-- Begin --
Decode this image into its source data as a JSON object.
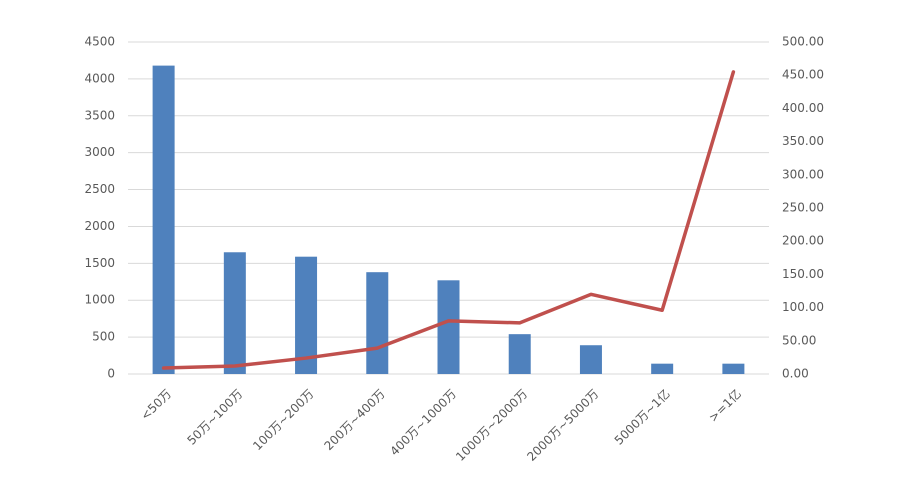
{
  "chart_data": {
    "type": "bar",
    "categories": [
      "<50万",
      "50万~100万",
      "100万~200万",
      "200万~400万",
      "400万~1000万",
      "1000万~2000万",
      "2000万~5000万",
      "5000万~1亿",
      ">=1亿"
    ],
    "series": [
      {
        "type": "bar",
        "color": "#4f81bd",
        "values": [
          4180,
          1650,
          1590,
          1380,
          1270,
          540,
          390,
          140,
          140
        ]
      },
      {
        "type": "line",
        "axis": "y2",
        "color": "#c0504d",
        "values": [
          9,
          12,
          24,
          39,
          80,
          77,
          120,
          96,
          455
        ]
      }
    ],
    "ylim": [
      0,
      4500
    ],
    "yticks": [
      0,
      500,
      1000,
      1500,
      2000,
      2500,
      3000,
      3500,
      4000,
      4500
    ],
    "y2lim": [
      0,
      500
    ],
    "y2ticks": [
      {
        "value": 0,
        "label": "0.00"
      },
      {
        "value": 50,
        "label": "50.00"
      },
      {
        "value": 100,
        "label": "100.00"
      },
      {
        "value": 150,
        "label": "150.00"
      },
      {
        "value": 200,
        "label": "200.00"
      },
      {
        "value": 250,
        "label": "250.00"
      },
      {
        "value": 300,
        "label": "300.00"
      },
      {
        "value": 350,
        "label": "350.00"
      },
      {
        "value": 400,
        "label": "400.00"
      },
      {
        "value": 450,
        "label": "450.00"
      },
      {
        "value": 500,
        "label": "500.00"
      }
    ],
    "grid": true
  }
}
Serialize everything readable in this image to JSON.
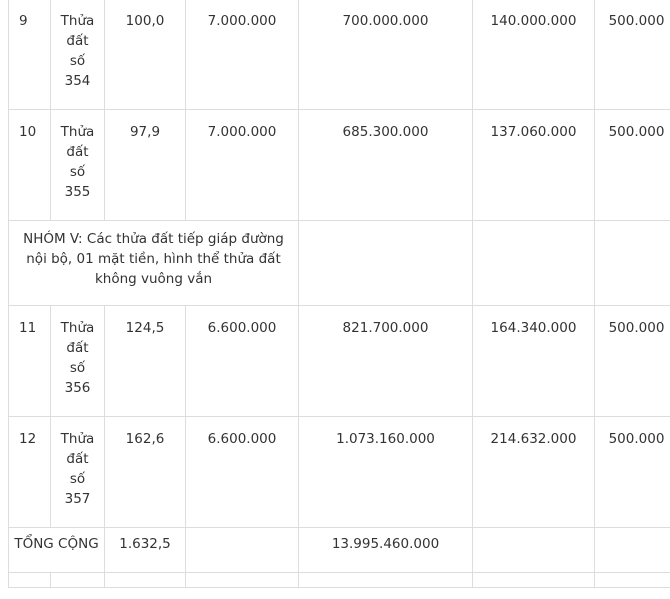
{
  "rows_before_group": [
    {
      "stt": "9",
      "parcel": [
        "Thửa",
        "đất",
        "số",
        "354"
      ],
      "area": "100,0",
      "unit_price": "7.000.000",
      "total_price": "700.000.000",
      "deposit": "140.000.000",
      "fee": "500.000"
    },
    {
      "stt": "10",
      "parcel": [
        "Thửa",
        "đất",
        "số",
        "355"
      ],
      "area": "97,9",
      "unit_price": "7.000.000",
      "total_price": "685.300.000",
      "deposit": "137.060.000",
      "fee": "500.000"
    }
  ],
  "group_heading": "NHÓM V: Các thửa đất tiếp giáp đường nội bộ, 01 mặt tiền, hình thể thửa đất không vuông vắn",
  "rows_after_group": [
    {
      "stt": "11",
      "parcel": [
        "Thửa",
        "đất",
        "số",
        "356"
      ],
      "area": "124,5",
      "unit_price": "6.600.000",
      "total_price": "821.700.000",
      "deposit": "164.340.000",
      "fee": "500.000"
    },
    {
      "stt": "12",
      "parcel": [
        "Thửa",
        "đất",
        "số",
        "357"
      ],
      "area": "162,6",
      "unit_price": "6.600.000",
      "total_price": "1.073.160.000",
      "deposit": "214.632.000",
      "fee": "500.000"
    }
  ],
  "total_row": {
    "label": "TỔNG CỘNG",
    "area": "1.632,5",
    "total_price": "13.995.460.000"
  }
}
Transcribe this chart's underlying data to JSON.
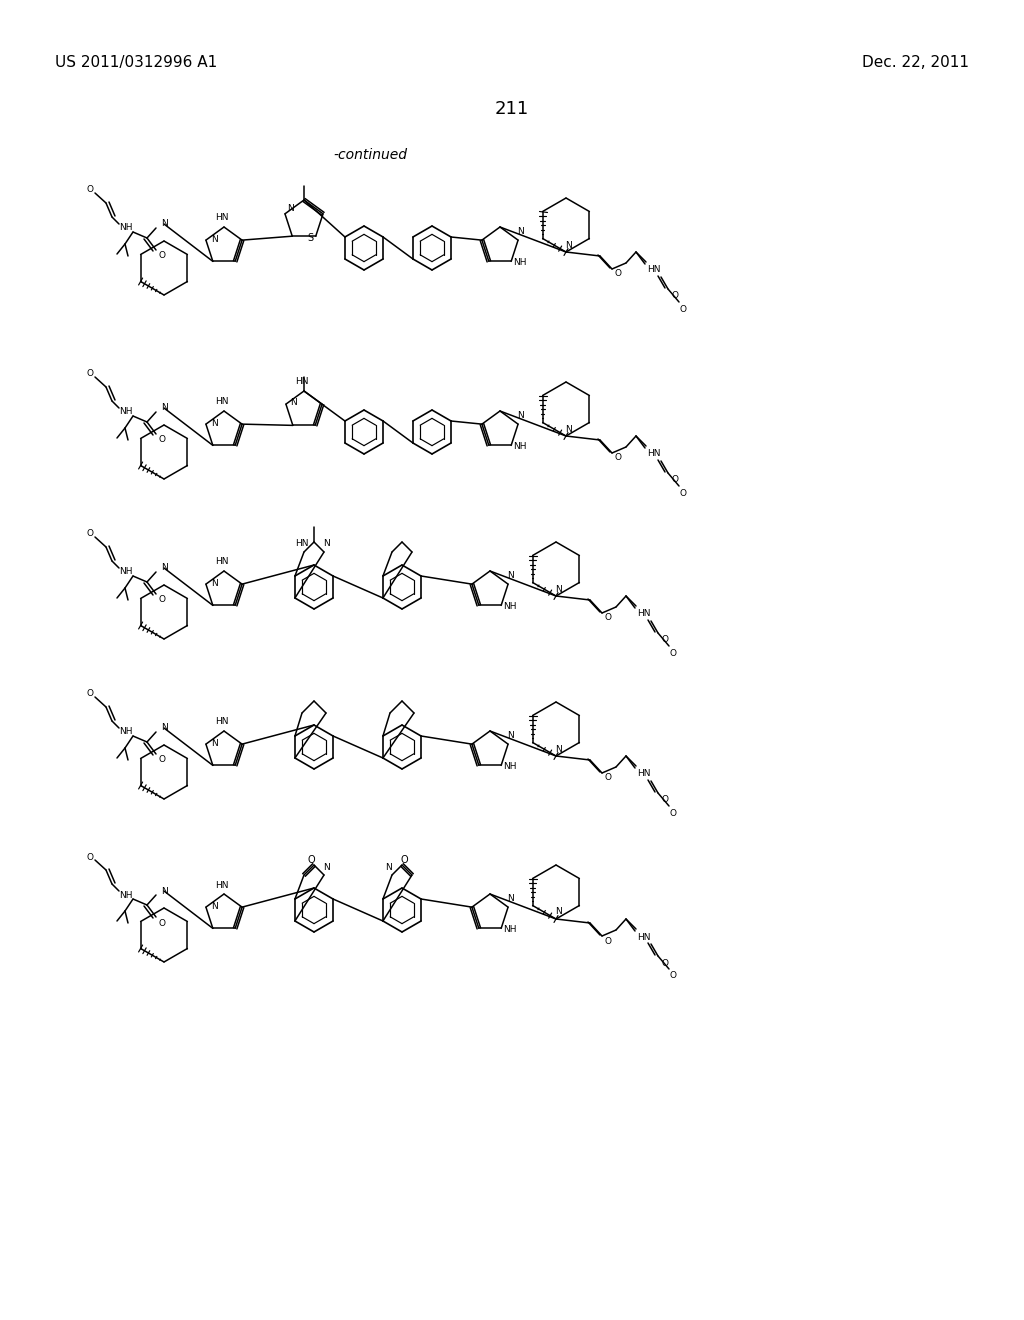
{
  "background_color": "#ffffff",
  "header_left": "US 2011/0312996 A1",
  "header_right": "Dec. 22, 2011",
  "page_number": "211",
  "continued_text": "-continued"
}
-- End --
## AIM OF THE EXERCISE
Copy out all of the data word for word. Do not carry over any picture.

## CORRECT ANSWER
Decode this image into its source data as a JSON object.
{
  "chart_data": {
    "type": "bar",
    "categories": [
      "<50万",
      "50万~100万",
      "100万~200万",
      "200万~400万",
      "400万~1000万",
      "1000万~2000万",
      "2000万~5000万",
      "5000万~1亿",
      ">=1亿"
    ],
    "series": [
      {
        "type": "bar",
        "color": "#4f81bd",
        "values": [
          4180,
          1650,
          1590,
          1380,
          1270,
          540,
          390,
          140,
          140
        ]
      },
      {
        "type": "line",
        "axis": "y2",
        "color": "#c0504d",
        "values": [
          9,
          12,
          24,
          39,
          80,
          77,
          120,
          96,
          455
        ]
      }
    ],
    "ylim": [
      0,
      4500
    ],
    "yticks": [
      0,
      500,
      1000,
      1500,
      2000,
      2500,
      3000,
      3500,
      4000,
      4500
    ],
    "y2lim": [
      0,
      500
    ],
    "y2ticks": [
      {
        "value": 0,
        "label": "0.00"
      },
      {
        "value": 50,
        "label": "50.00"
      },
      {
        "value": 100,
        "label": "100.00"
      },
      {
        "value": 150,
        "label": "150.00"
      },
      {
        "value": 200,
        "label": "200.00"
      },
      {
        "value": 250,
        "label": "250.00"
      },
      {
        "value": 300,
        "label": "300.00"
      },
      {
        "value": 350,
        "label": "350.00"
      },
      {
        "value": 400,
        "label": "400.00"
      },
      {
        "value": 450,
        "label": "450.00"
      },
      {
        "value": 500,
        "label": "500.00"
      }
    ],
    "grid": true
  }
}
Serialize everything readable in this image to JSON.
{
  "rows_before_group": [
    {
      "stt": "9",
      "parcel": [
        "Thửa",
        "đất",
        "số",
        "354"
      ],
      "area": "100,0",
      "unit_price": "7.000.000",
      "total_price": "700.000.000",
      "deposit": "140.000.000",
      "fee": "500.000"
    },
    {
      "stt": "10",
      "parcel": [
        "Thửa",
        "đất",
        "số",
        "355"
      ],
      "area": "97,9",
      "unit_price": "7.000.000",
      "total_price": "685.300.000",
      "deposit": "137.060.000",
      "fee": "500.000"
    }
  ],
  "group_heading": "NHÓM V: Các thửa đất tiếp giáp đường nội bộ, 01 mặt tiền, hình thể thửa đất không vuông vắn",
  "rows_after_group": [
    {
      "stt": "11",
      "parcel": [
        "Thửa",
        "đất",
        "số",
        "356"
      ],
      "area": "124,5",
      "unit_price": "6.600.000",
      "total_price": "821.700.000",
      "deposit": "164.340.000",
      "fee": "500.000"
    },
    {
      "stt": "12",
      "parcel": [
        "Thửa",
        "đất",
        "số",
        "357"
      ],
      "area": "162,6",
      "unit_price": "6.600.000",
      "total_price": "1.073.160.000",
      "deposit": "214.632.000",
      "fee": "500.000"
    }
  ],
  "total_row": {
    "label": "TỔNG CỘNG",
    "area": "1.632,5",
    "total_price": "13.995.460.000"
  }
}
Transcribe this chart's underlying data to JSON.
{
  "background_color": "#ffffff",
  "header_left": "US 2011/0312996 A1",
  "header_right": "Dec. 22, 2011",
  "page_number": "211",
  "continued_text": "-continued"
}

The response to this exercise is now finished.